(Rows from a figure dataset)
• • • •
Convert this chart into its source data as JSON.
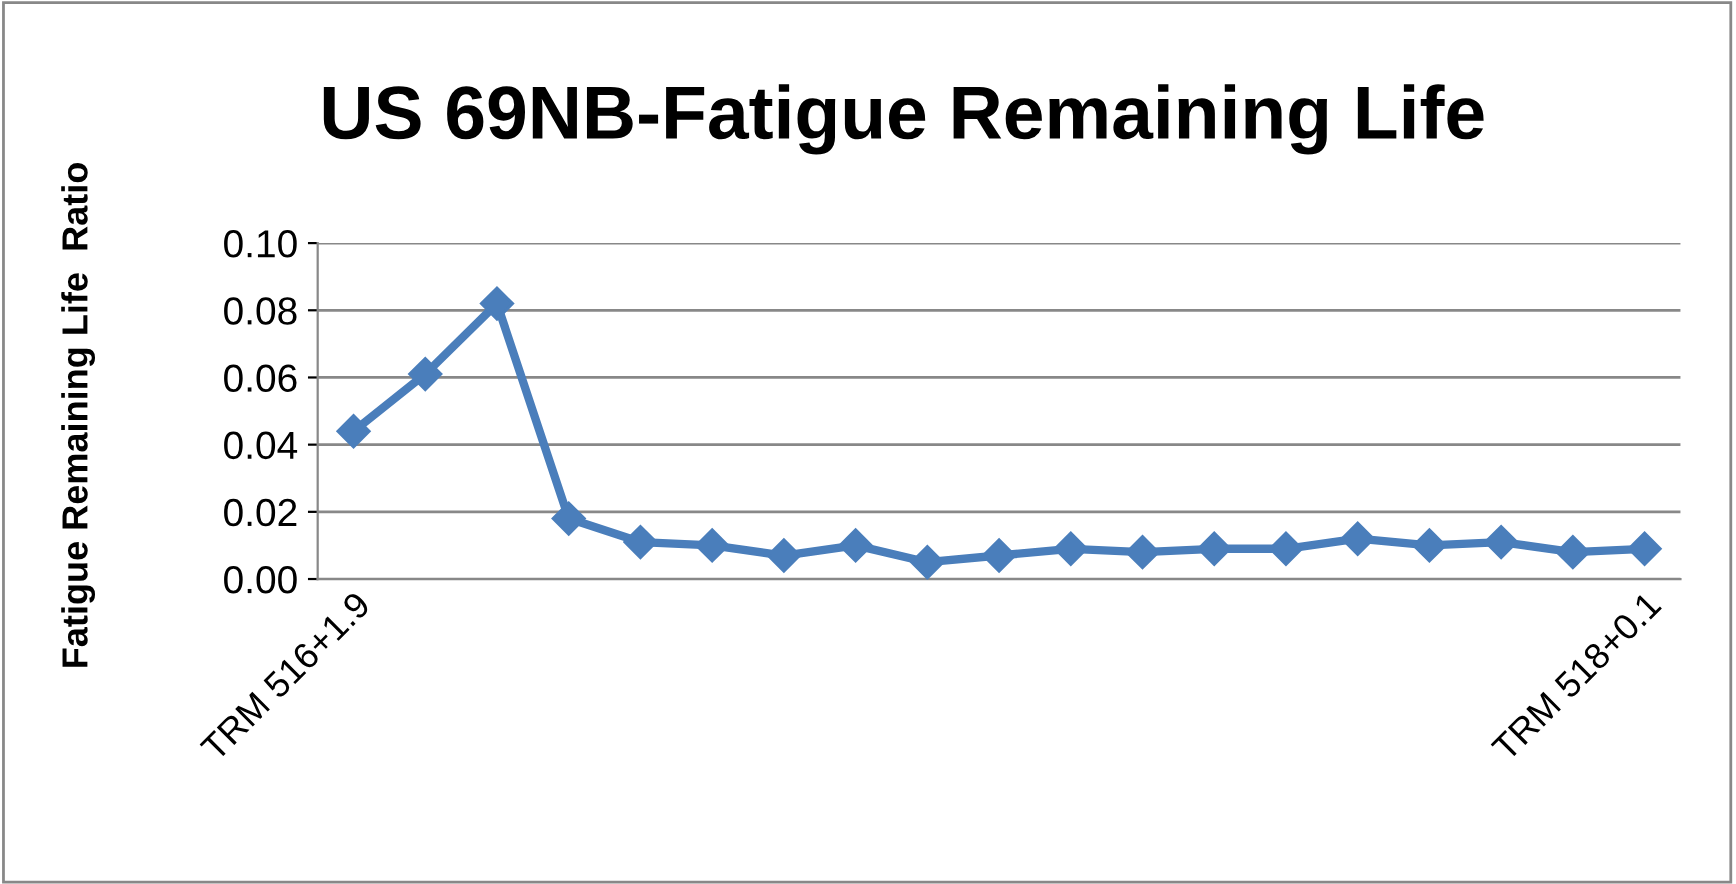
{
  "chart_data": {
    "type": "line",
    "title": "US 69NB-Fatigue Remaining Life",
    "ylabel": "Fatigue Remaining Life  Ratio",
    "categories": [
      "TRM 516+1.9",
      null,
      null,
      null,
      null,
      null,
      null,
      null,
      null,
      null,
      null,
      null,
      null,
      null,
      null,
      null,
      null,
      null,
      "TRM 518+0.1"
    ],
    "series": [
      {
        "color": "#4a7ebb",
        "values": [
          0.044,
          0.061,
          0.082,
          0.018,
          0.011,
          0.01,
          0.007,
          0.01,
          0.005,
          0.007,
          0.009,
          0.008,
          0.009,
          0.009,
          0.012,
          0.01,
          0.011,
          0.008,
          0.009
        ]
      }
    ],
    "ylim": [
      0,
      0.1
    ],
    "yticks": [
      {
        "value": 0,
        "label": "0.00"
      },
      {
        "value": 0.02,
        "label": "0.02"
      },
      {
        "value": 0.04,
        "label": "0.04"
      },
      {
        "value": 0.06,
        "label": "0.06"
      },
      {
        "value": 0.08,
        "label": "0.08"
      },
      {
        "value": 0.1,
        "label": "0.10"
      }
    ],
    "grid": "y",
    "legend": false,
    "marker": "diamond",
    "line_style": "solid"
  }
}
• • • •
**What is expected**
In the records above, locate the lines holding the word "Remaining". Copy each of them.

**The response**
    "title": "US 69NB-Fatigue Remaining Life",
    "ylabel": "Fatigue Remaining Life  Ratio",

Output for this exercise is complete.